*WRITTEN EXERCISE*
From the listing below, pull out every line where the string "performance" appears.

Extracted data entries
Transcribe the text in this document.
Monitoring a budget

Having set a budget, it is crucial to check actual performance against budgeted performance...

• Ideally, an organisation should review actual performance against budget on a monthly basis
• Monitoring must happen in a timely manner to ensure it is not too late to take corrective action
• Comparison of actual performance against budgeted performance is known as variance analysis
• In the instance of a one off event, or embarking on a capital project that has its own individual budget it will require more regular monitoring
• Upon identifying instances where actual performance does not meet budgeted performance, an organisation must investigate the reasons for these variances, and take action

*RESULT*
Having set a budget, it is crucial to check actual performance against budgeted performance...
• Ideally, an organisation should review actual performance against budget on a monthly basis
• Comparison of actual performance against budgeted performance is known as variance analysis
• Upon identifying instances where actual performance does not meet budgeted performance, an organisation must investigate the reasons for these variances, and take action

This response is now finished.